[START Records supplied]
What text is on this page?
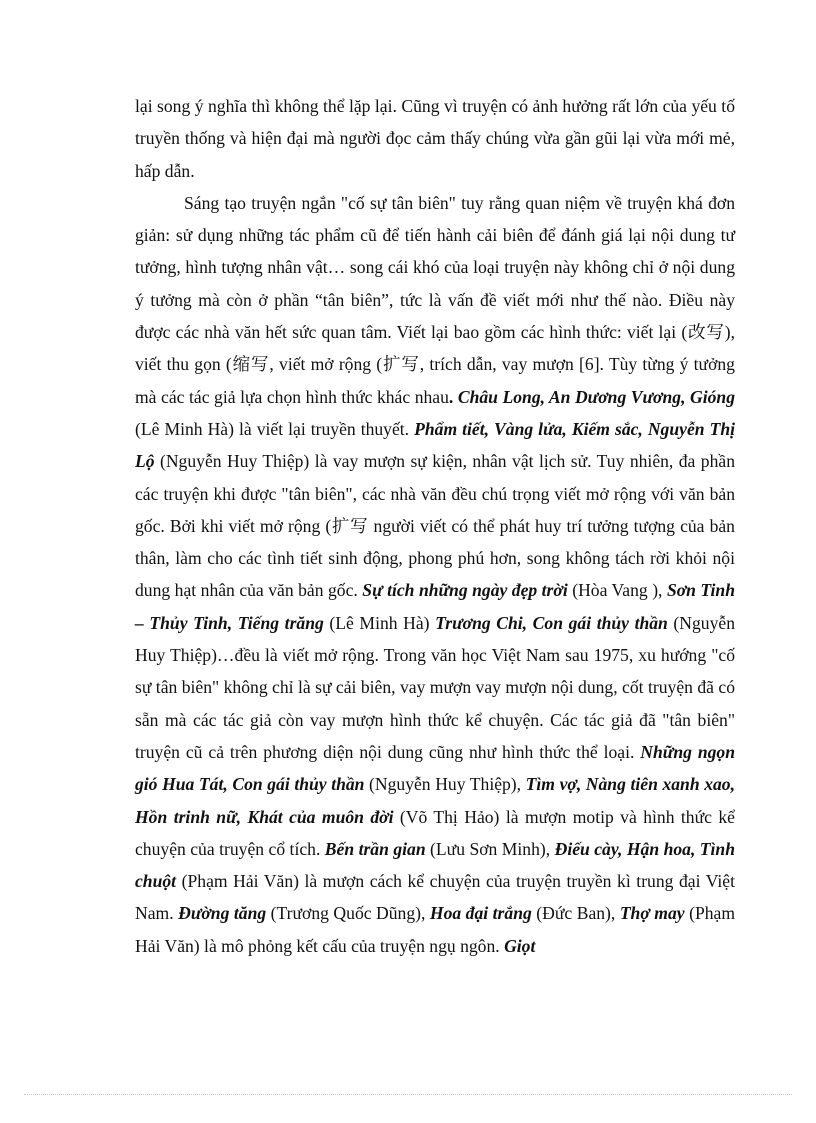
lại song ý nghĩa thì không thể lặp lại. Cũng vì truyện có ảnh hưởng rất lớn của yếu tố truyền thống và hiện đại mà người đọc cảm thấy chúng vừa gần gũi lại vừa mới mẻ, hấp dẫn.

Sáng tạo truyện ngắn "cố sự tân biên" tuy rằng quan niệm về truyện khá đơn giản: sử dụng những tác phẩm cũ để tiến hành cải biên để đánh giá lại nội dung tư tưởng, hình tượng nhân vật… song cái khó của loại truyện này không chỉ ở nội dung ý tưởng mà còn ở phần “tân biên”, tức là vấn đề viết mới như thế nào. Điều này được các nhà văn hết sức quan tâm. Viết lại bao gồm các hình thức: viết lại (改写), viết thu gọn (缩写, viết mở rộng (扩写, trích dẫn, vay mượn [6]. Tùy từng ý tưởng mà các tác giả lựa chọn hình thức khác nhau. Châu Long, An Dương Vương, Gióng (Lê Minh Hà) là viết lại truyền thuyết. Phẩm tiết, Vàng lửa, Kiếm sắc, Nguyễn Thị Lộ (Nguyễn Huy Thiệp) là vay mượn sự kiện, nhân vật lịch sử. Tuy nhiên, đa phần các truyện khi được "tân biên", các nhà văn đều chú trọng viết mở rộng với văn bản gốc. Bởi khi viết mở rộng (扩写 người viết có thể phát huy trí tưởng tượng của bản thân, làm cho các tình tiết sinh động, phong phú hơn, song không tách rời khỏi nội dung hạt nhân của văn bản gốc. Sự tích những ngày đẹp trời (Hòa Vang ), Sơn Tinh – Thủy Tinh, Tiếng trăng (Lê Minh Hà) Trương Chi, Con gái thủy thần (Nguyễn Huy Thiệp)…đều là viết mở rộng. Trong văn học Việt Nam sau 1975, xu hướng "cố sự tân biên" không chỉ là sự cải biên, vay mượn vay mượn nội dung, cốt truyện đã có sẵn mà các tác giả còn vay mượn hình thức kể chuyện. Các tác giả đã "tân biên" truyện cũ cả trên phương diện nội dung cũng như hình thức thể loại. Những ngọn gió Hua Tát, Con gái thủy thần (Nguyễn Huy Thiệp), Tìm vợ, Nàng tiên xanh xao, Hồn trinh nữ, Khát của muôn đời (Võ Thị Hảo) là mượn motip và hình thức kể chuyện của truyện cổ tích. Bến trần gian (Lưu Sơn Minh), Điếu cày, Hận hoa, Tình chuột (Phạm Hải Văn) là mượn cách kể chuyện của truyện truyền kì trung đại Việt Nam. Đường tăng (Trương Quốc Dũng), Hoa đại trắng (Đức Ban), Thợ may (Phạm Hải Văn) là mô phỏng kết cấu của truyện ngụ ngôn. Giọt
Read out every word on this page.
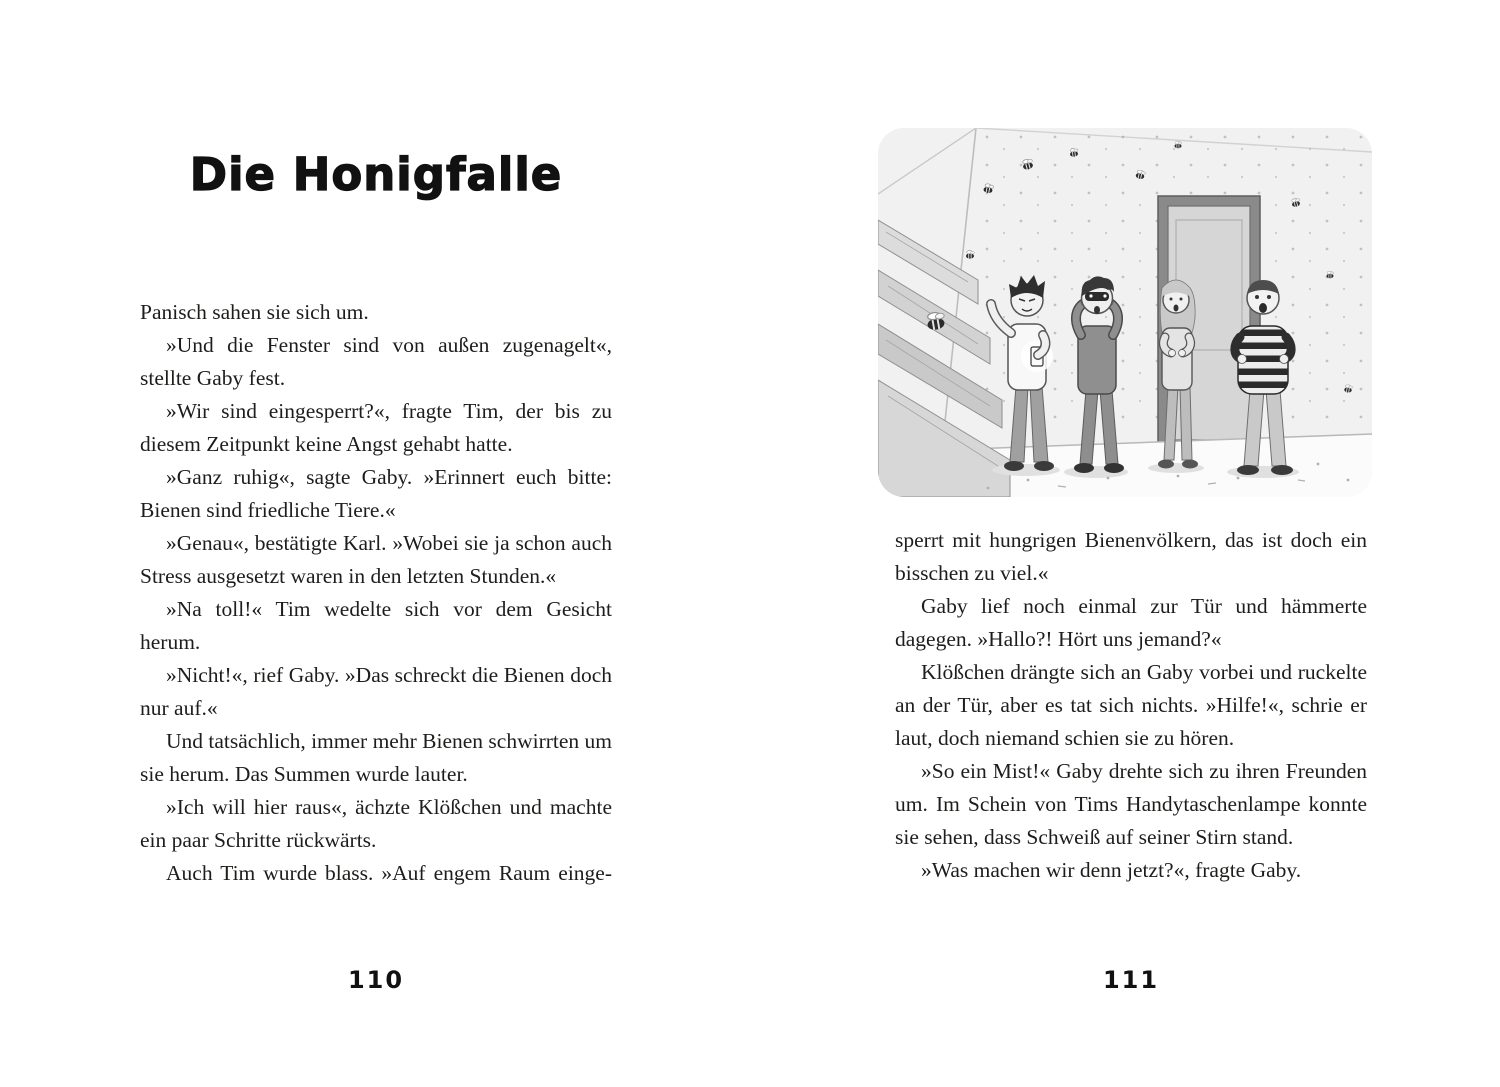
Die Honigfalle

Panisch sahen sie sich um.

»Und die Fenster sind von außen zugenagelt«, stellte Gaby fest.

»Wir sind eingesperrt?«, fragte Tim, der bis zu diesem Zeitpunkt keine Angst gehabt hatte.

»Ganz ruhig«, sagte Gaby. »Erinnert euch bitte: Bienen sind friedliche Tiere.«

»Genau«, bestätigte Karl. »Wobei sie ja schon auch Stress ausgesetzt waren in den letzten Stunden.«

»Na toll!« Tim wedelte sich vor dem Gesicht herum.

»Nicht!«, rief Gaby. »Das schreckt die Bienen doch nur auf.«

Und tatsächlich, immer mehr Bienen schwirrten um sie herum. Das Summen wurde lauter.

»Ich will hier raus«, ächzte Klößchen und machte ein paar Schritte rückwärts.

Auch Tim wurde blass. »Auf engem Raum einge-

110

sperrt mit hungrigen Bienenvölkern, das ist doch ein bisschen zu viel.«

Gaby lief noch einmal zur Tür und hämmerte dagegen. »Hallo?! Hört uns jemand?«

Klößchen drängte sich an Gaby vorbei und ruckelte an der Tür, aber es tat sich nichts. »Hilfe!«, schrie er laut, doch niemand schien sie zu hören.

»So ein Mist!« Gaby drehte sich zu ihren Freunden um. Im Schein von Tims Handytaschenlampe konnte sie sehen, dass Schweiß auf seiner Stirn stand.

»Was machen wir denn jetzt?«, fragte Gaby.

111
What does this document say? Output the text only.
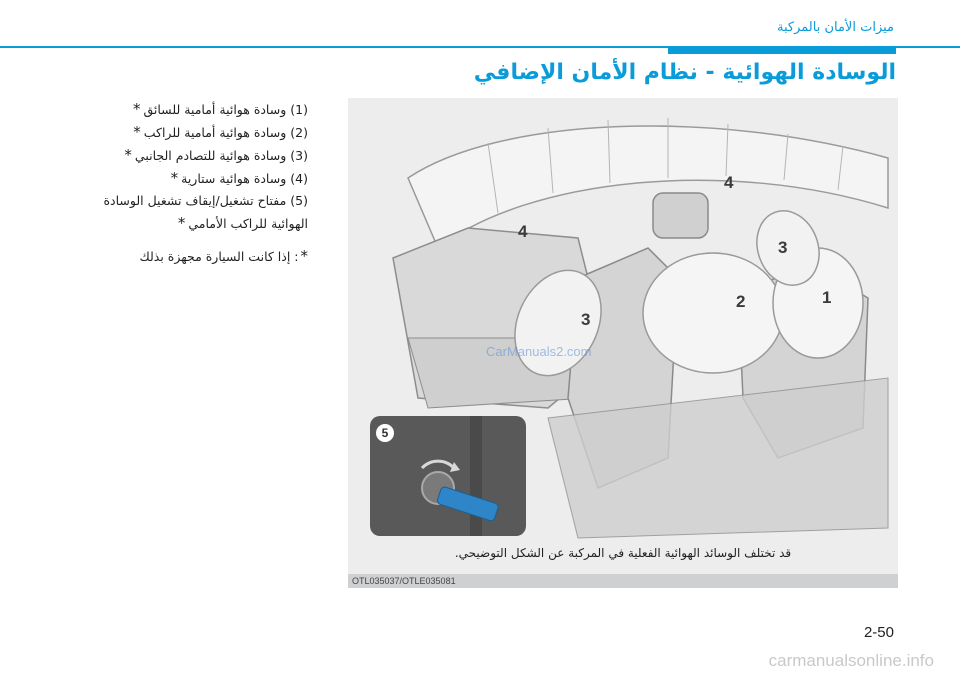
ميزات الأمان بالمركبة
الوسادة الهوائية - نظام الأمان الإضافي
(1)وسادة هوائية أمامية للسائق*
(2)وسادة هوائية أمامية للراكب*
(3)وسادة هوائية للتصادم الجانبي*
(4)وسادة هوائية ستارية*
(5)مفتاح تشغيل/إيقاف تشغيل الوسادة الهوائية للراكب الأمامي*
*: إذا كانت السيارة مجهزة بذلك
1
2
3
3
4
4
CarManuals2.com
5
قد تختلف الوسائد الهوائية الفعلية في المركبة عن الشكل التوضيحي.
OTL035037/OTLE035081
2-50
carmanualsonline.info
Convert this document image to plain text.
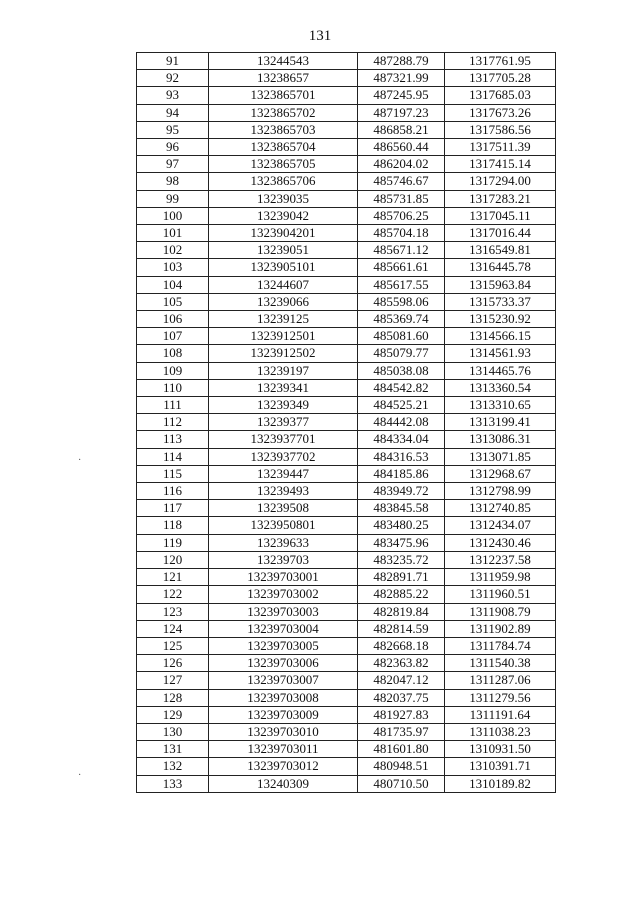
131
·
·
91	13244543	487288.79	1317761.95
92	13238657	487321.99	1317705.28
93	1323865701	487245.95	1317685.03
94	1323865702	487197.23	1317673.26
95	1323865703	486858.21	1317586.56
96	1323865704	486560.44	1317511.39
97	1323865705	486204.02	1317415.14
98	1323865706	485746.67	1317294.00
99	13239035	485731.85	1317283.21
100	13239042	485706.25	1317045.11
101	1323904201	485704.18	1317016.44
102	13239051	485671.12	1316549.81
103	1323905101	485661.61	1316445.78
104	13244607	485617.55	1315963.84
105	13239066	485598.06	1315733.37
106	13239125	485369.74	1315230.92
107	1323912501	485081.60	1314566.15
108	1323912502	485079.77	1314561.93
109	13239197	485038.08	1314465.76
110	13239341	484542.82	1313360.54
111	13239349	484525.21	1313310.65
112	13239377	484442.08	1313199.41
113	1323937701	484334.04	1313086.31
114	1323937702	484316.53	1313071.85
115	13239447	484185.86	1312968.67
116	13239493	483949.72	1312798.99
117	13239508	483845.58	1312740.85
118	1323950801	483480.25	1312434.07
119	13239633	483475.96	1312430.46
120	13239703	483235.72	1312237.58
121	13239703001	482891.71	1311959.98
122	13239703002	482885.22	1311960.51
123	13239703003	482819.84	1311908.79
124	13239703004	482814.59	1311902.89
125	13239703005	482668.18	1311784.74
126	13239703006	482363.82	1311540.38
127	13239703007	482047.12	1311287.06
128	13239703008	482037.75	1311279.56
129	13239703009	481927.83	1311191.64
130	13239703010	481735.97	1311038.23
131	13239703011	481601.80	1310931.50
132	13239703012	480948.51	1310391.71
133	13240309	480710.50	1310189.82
[END Records supplied]
*Required task*.
Write the listing out a second time exactly, dropping all images.

*Solution*.
What text is on this page?
lại song ý nghĩa thì không thể lặp lại. Cũng vì truyện có ảnh hưởng rất lớn của yếu tố truyền thống và hiện đại mà người đọc cảm thấy chúng vừa gần gũi lại vừa mới mẻ, hấp dẫn.

Sáng tạo truyện ngắn "cố sự tân biên" tuy rằng quan niệm về truyện khá đơn giản: sử dụng những tác phẩm cũ để tiến hành cải biên để đánh giá lại nội dung tư tưởng, hình tượng nhân vật… song cái khó của loại truyện này không chỉ ở nội dung ý tưởng mà còn ở phần “tân biên”, tức là vấn đề viết mới như thế nào. Điều này được các nhà văn hết sức quan tâm. Viết lại bao gồm các hình thức: viết lại (改写), viết thu gọn (缩写, viết mở rộng (扩写, trích dẫn, vay mượn [6]. Tùy từng ý tưởng mà các tác giả lựa chọn hình thức khác nhau. Châu Long, An Dương Vương, Gióng (Lê Minh Hà) là viết lại truyền thuyết. Phẩm tiết, Vàng lửa, Kiếm sắc, Nguyễn Thị Lộ (Nguyễn Huy Thiệp) là vay mượn sự kiện, nhân vật lịch sử. Tuy nhiên, đa phần các truyện khi được "tân biên", các nhà văn đều chú trọng viết mở rộng với văn bản gốc. Bởi khi viết mở rộng (扩写 người viết có thể phát huy trí tưởng tượng của bản thân, làm cho các tình tiết sinh động, phong phú hơn, song không tách rời khỏi nội dung hạt nhân của văn bản gốc. Sự tích những ngày đẹp trời (Hòa Vang ), Sơn Tinh – Thủy Tinh, Tiếng trăng (Lê Minh Hà) Trương Chi, Con gái thủy thần (Nguyễn Huy Thiệp)…đều là viết mở rộng. Trong văn học Việt Nam sau 1975, xu hướng "cố sự tân biên" không chỉ là sự cải biên, vay mượn vay mượn nội dung, cốt truyện đã có sẵn mà các tác giả còn vay mượn hình thức kể chuyện. Các tác giả đã "tân biên" truyện cũ cả trên phương diện nội dung cũng như hình thức thể loại. Những ngọn gió Hua Tát, Con gái thủy thần (Nguyễn Huy Thiệp), Tìm vợ, Nàng tiên xanh xao, Hồn trinh nữ, Khát của muôn đời (Võ Thị Hảo) là mượn motip và hình thức kể chuyện của truyện cổ tích. Bến trần gian (Lưu Sơn Minh), Điếu cày, Hận hoa, Tình chuột (Phạm Hải Văn) là mượn cách kể chuyện của truyện truyền kì trung đại Việt Nam. Đường tăng (Trương Quốc Dũng), Hoa đại trắng (Đức Ban), Thợ may (Phạm Hải Văn) là mô phỏng kết cấu của truyện ngụ ngôn. Giọt
Read out every word on this page.
Die Honigfalle

Panisch sahen sie sich um.

»Und die Fenster sind von außen zugenagelt«, stellte Gaby fest.

»Wir sind eingesperrt?«, fragte Tim, der bis zu diesem Zeitpunkt keine Angst gehabt hatte.

»Ganz ruhig«, sagte Gaby. »Erinnert euch bitte: Bienen sind friedliche Tiere.«

»Genau«, bestätigte Karl. »Wobei sie ja schon auch Stress ausgesetzt waren in den letzten Stunden.«

»Na toll!« Tim wedelte sich vor dem Gesicht herum.

»Nicht!«, rief Gaby. »Das schreckt die Bienen doch nur auf.«

Und tatsächlich, immer mehr Bienen schwirrten um sie herum. Das Summen wurde lauter.

»Ich will hier raus«, ächzte Klößchen und machte ein paar Schritte rückwärts.

Auch Tim wurde blass. »Auf engem Raum einge-

110

sperrt mit hungrigen Bienenvölkern, das ist doch ein bisschen zu viel.«

Gaby lief noch einmal zur Tür und hämmerte dagegen. »Hallo?! Hört uns jemand?«

Klößchen drängte sich an Gaby vorbei und ruckelte an der Tür, aber es tat sich nichts. »Hilfe!«, schrie er laut, doch niemand schien sie zu hören.

»So ein Mist!« Gaby drehte sich zu ihren Freunden um. Im Schein von Tims Handytaschenlampe konnte sie sehen, dass Schweiß auf seiner Stirn stand.

»Was machen wir denn jetzt?«, fragte Gaby.

111
What does this document say? Output the text only.
ميزات الأمان بالمركبة
الوسادة الهوائية - نظام الأمان الإضافي
(1)وسادة هوائية أمامية للسائق*
(2)وسادة هوائية أمامية للراكب*
(3)وسادة هوائية للتصادم الجانبي*
(4)وسادة هوائية ستارية*
(5)مفتاح تشغيل/إيقاف تشغيل الوسادة الهوائية للراكب الأمامي*
*: إذا كانت السيارة مجهزة بذلك
1
2
3
3
4
4
CarManuals2.com
5
قد تختلف الوسائد الهوائية الفعلية في المركبة عن الشكل التوضيحي.
OTL035037/OTLE035081
2-50
carmanualsonline.info
Convert this document image to plain text.
131
·
·
91	13244543	487288.79	1317761.95
92	13238657	487321.99	1317705.28
93	1323865701	487245.95	1317685.03
94	1323865702	487197.23	1317673.26
95	1323865703	486858.21	1317586.56
96	1323865704	486560.44	1317511.39
97	1323865705	486204.02	1317415.14
98	1323865706	485746.67	1317294.00
99	13239035	485731.85	1317283.21
100	13239042	485706.25	1317045.11
101	1323904201	485704.18	1317016.44
102	13239051	485671.12	1316549.81
103	1323905101	485661.61	1316445.78
104	13244607	485617.55	1315963.84
105	13239066	485598.06	1315733.37
106	13239125	485369.74	1315230.92
107	1323912501	485081.60	1314566.15
108	1323912502	485079.77	1314561.93
109	13239197	485038.08	1314465.76
110	13239341	484542.82	1313360.54
111	13239349	484525.21	1313310.65
112	13239377	484442.08	1313199.41
113	1323937701	484334.04	1313086.31
114	1323937702	484316.53	1313071.85
115	13239447	484185.86	1312968.67
116	13239493	483949.72	1312798.99
117	13239508	483845.58	1312740.85
118	1323950801	483480.25	1312434.07
119	13239633	483475.96	1312430.46
120	13239703	483235.72	1312237.58
121	13239703001	482891.71	1311959.98
122	13239703002	482885.22	1311960.51
123	13239703003	482819.84	1311908.79
124	13239703004	482814.59	1311902.89
125	13239703005	482668.18	1311784.74
126	13239703006	482363.82	1311540.38
127	13239703007	482047.12	1311287.06
128	13239703008	482037.75	1311279.56
129	13239703009	481927.83	1311191.64
130	13239703010	481735.97	1311038.23
131	13239703011	481601.80	1310931.50
132	13239703012	480948.51	1310391.71
133	13240309	480710.50	1310189.82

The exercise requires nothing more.